[TASK TO CARRY OUT]
Please copy every line of the records below that holds the word "this".

+--

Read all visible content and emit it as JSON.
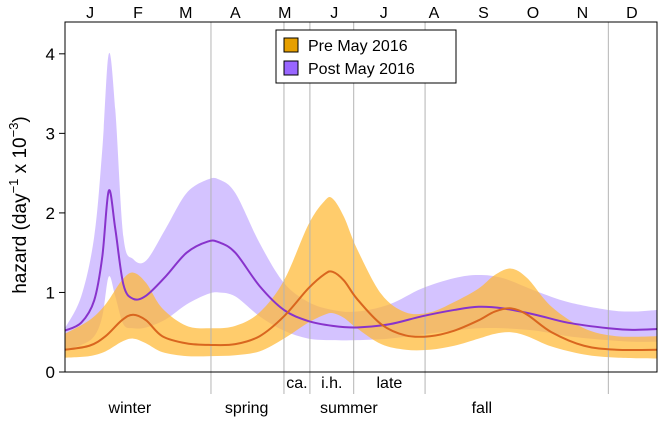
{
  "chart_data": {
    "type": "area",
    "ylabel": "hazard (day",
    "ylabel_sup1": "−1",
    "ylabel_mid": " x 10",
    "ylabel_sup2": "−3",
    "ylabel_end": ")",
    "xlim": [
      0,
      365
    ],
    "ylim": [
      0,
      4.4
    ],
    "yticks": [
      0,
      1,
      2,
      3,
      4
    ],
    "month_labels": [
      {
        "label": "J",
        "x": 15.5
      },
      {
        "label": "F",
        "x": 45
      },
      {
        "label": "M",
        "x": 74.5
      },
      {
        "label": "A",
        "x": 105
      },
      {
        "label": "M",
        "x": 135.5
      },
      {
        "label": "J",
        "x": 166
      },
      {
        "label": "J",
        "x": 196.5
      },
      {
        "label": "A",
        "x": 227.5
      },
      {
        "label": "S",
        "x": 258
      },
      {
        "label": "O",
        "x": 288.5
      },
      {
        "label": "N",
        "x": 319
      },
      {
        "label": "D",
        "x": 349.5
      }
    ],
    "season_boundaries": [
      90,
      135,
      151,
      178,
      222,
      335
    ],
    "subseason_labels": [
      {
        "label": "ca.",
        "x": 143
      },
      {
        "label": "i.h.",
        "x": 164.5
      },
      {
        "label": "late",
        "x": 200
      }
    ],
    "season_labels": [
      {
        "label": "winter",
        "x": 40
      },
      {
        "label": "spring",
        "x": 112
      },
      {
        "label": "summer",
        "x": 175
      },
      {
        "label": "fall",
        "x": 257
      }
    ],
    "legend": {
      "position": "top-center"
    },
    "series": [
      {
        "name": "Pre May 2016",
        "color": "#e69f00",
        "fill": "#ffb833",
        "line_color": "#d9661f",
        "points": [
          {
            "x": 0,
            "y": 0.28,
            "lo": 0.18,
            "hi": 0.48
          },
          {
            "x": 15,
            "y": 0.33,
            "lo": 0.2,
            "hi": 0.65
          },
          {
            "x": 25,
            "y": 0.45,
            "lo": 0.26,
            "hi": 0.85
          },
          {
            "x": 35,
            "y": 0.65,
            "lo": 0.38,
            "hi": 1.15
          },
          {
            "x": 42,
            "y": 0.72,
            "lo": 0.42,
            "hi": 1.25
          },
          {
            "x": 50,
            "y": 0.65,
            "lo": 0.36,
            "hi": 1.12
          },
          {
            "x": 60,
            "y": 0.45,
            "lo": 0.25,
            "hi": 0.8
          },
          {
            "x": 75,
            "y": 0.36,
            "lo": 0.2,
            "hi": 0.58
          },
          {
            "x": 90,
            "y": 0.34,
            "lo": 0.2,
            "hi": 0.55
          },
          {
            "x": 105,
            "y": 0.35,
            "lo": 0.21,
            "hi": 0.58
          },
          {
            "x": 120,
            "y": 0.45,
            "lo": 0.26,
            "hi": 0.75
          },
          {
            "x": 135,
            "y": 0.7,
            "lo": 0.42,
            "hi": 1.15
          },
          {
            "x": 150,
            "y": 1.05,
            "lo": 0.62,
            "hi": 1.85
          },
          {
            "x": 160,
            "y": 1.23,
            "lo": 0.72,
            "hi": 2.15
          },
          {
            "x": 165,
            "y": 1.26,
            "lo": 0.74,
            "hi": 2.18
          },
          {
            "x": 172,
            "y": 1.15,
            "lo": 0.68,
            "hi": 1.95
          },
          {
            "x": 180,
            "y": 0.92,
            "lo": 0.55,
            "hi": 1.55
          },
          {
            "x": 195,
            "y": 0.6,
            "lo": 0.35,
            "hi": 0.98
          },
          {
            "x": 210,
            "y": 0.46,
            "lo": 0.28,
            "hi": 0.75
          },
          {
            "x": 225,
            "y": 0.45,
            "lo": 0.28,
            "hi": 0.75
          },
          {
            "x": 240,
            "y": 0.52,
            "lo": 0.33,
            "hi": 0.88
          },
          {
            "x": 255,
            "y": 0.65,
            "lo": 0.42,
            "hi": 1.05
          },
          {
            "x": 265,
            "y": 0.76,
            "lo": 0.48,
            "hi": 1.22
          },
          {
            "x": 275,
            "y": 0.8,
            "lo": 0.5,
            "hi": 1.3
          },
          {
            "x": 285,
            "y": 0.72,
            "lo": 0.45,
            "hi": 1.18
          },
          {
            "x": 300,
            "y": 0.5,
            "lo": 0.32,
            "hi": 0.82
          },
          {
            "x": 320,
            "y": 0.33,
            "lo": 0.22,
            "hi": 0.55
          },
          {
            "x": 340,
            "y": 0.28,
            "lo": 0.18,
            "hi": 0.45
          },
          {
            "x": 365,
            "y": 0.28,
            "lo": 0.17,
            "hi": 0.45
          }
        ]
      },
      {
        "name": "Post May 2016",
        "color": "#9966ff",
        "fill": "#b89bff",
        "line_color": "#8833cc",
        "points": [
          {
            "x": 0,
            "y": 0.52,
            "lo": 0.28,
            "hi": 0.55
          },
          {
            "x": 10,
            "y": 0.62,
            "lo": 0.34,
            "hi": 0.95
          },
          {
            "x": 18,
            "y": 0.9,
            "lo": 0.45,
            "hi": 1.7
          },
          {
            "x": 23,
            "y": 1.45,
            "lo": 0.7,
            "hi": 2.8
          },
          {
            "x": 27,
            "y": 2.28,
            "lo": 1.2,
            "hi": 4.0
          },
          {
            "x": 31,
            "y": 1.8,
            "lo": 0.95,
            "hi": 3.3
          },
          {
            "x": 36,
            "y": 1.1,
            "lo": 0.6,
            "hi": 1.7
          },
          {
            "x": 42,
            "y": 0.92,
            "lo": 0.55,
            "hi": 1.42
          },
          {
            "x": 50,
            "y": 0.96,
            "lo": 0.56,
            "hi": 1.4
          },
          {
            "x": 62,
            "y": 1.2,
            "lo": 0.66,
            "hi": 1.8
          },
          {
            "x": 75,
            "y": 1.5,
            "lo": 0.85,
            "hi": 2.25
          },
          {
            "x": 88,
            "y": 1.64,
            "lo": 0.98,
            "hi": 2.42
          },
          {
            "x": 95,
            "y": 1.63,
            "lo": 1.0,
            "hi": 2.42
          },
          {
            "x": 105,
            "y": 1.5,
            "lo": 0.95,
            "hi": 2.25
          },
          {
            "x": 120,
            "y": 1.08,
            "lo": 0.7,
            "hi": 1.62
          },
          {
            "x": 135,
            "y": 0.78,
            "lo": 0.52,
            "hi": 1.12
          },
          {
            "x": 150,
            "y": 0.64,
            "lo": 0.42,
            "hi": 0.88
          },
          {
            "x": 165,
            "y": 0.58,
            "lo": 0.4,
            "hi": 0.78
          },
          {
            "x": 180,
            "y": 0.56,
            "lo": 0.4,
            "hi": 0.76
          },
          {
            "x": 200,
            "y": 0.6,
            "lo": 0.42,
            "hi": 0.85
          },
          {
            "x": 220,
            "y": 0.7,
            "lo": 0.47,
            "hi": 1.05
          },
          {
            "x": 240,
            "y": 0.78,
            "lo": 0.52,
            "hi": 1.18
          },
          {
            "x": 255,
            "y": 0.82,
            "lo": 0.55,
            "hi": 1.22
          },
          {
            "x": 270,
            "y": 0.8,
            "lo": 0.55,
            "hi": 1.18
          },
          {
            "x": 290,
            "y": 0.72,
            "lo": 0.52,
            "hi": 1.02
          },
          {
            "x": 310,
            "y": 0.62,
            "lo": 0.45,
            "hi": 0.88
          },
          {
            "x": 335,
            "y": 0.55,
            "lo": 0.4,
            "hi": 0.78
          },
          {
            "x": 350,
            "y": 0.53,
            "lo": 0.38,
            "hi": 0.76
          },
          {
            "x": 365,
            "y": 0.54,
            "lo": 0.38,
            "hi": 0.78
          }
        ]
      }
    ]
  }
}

+--

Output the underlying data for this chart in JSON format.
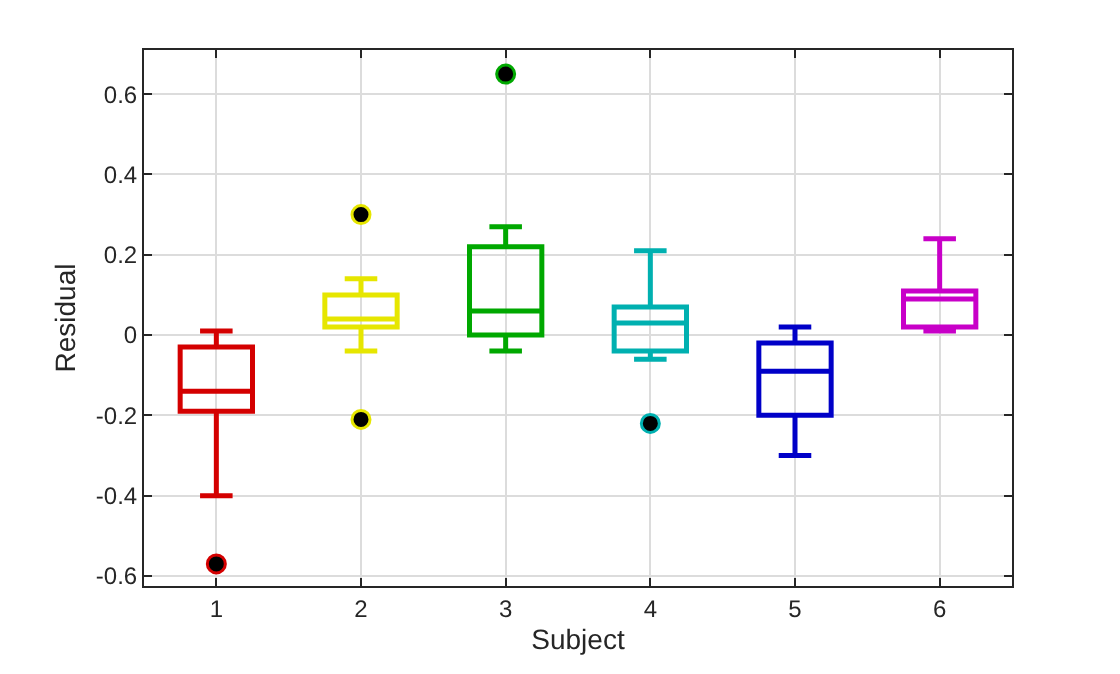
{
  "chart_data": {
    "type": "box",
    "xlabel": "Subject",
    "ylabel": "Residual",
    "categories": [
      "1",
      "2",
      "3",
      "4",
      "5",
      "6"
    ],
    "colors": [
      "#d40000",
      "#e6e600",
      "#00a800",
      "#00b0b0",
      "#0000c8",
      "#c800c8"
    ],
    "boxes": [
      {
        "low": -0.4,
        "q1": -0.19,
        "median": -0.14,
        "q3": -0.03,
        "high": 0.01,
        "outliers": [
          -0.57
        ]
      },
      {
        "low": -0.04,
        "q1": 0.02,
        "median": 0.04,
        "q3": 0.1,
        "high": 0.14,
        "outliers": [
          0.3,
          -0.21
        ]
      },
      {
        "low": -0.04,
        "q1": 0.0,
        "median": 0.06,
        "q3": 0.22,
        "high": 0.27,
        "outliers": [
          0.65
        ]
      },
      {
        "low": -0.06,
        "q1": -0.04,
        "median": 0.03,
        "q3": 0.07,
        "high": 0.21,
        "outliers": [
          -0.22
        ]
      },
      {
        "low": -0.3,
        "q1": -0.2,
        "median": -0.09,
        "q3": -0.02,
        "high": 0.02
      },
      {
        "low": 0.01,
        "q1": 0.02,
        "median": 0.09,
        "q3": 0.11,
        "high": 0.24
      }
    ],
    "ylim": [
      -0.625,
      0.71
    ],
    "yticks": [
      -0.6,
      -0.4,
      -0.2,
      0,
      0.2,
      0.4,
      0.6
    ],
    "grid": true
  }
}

+--

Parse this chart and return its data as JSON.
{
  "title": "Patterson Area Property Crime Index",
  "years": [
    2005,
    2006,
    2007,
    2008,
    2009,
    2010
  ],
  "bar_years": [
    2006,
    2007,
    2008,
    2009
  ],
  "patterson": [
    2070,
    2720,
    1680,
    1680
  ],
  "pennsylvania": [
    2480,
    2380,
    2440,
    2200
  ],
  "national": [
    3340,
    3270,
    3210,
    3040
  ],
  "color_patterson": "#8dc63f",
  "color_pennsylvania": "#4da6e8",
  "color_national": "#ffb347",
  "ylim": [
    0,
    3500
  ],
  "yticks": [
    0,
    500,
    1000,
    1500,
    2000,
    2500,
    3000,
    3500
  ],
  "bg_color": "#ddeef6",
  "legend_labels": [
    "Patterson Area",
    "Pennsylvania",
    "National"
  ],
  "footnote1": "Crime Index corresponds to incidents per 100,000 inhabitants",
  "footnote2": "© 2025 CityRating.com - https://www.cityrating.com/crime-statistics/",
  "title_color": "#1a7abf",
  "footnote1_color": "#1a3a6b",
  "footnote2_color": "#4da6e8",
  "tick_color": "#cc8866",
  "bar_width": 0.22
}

+--

[RESPONSE TO THE EXERCISE]
Output the underlying data for this chart in JSON format.
Parse this chart and return its data as JSON.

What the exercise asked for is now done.